Dataset records:

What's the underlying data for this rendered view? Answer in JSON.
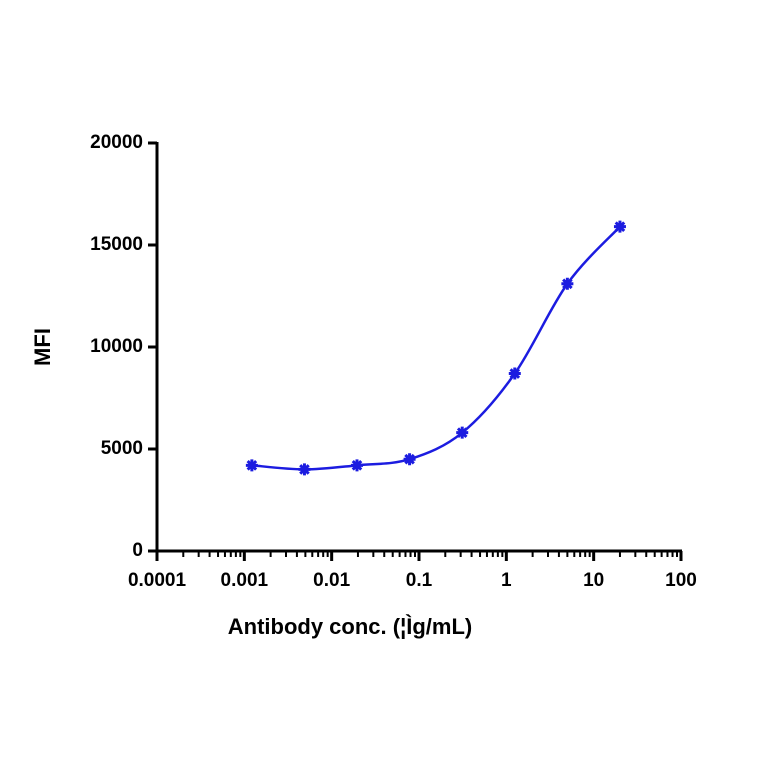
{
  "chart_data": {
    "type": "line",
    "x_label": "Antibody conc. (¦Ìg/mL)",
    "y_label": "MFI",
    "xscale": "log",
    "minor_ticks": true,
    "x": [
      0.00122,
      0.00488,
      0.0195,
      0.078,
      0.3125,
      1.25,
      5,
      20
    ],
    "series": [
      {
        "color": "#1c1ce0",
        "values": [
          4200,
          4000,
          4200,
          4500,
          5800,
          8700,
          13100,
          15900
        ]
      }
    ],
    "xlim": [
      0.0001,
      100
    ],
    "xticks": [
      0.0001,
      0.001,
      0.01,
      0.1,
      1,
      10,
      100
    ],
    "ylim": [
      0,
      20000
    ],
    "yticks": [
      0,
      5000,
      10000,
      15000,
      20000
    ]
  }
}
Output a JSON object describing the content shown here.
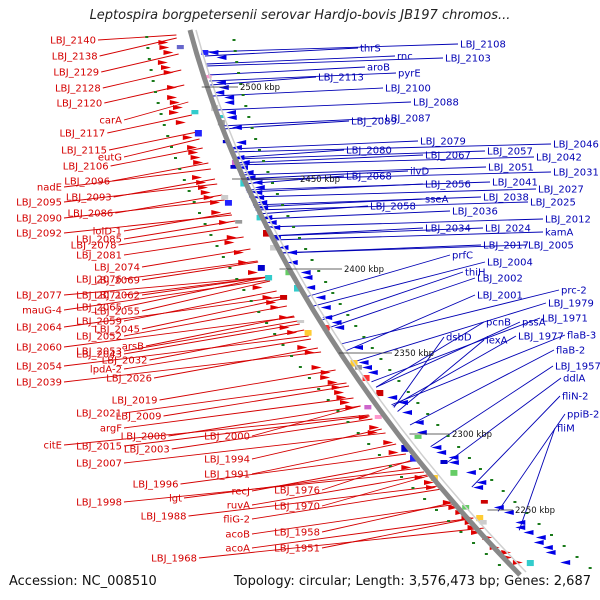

==

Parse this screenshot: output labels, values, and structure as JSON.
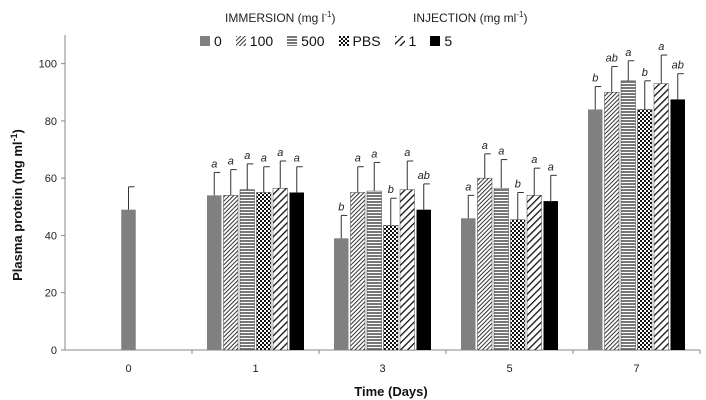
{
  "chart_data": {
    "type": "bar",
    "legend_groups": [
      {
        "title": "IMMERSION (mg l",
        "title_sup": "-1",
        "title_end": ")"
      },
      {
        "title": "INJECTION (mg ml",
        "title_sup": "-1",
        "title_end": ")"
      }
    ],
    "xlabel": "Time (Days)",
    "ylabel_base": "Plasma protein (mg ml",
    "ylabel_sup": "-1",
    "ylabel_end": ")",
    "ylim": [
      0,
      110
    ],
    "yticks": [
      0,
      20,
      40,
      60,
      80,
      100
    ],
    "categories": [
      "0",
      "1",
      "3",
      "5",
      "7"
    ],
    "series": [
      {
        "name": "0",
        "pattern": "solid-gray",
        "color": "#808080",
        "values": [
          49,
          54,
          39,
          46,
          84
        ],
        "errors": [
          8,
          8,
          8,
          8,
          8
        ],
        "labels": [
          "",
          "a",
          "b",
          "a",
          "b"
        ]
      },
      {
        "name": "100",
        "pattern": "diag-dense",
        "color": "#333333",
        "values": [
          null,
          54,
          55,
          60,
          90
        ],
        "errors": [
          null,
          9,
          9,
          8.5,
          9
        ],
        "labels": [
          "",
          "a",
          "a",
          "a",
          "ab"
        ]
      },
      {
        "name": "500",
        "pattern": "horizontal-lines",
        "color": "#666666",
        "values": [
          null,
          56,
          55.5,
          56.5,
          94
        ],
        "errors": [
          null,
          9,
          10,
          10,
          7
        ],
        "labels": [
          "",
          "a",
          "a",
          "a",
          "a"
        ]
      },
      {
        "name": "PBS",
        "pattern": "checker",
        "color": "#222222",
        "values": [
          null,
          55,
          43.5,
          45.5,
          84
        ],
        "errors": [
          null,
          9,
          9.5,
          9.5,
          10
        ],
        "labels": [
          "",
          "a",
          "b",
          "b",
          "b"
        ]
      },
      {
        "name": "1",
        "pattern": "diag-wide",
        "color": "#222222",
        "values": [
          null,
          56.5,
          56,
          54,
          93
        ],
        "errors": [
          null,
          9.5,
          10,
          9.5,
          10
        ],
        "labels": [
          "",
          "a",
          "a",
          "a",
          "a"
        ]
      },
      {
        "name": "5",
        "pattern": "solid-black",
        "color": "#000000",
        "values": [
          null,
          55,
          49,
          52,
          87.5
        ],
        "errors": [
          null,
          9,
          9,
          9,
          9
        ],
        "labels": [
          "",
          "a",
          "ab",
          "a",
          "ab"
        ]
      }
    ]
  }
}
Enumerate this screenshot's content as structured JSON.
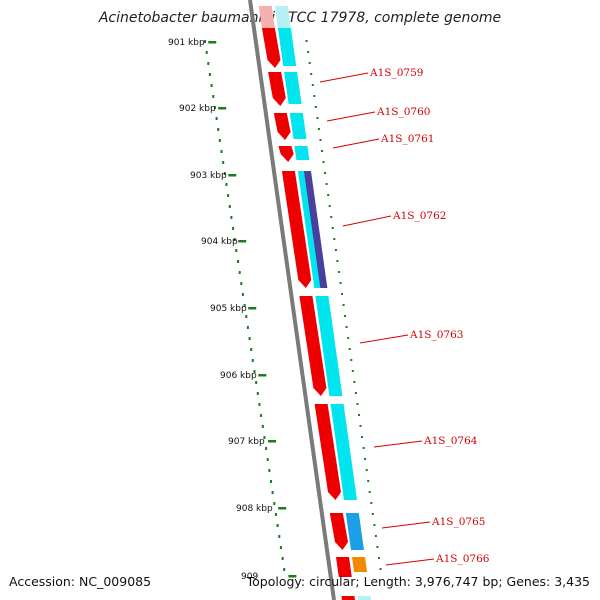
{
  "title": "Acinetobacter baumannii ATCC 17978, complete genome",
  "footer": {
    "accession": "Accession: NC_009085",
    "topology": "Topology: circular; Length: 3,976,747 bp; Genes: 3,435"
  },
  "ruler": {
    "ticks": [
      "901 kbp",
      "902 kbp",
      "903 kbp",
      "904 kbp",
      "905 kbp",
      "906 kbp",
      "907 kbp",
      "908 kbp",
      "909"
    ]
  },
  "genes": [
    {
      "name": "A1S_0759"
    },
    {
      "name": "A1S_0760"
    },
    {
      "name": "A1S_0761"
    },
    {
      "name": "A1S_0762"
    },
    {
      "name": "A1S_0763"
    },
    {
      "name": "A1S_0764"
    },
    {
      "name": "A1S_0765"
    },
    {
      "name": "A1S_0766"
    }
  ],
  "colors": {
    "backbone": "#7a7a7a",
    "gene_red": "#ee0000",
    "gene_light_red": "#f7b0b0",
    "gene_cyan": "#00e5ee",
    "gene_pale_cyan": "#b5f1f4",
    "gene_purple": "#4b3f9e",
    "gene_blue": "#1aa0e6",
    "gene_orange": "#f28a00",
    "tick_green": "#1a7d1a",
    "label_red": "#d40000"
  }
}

■ **What to produce**:
Your answer must be the exact lines from the records above, from the one containing "What's the underlying" through the one containing "Output a JSON", both included, with every picture left out.

■ **Task answer**:
What's the underlying data for this rendered view? Answer in JSON.
{
  "chart_data": {
    "type": "line",
    "x_label": "Antibody conc. (¦Ìg/mL)",
    "y_label": "MFI",
    "xscale": "log",
    "minor_ticks": true,
    "x": [
      0.00122,
      0.00488,
      0.0195,
      0.078,
      0.3125,
      1.25,
      5,
      20
    ],
    "series": [
      {
        "color": "#1c1ce0",
        "values": [
          4200,
          4000,
          4200,
          4500,
          5800,
          8700,
          13100,
          15900
        ]
      }
    ],
    "xlim": [
      0.0001,
      100
    ],
    "xticks": [
      0.0001,
      0.001,
      0.01,
      0.1,
      1,
      10,
      100
    ],
    "ylim": [
      0,
      20000
    ],
    "yticks": [
      0,
      5000,
      10000,
      15000,
      20000
    ]
  }
}
Output a JSON object describing the content shown here.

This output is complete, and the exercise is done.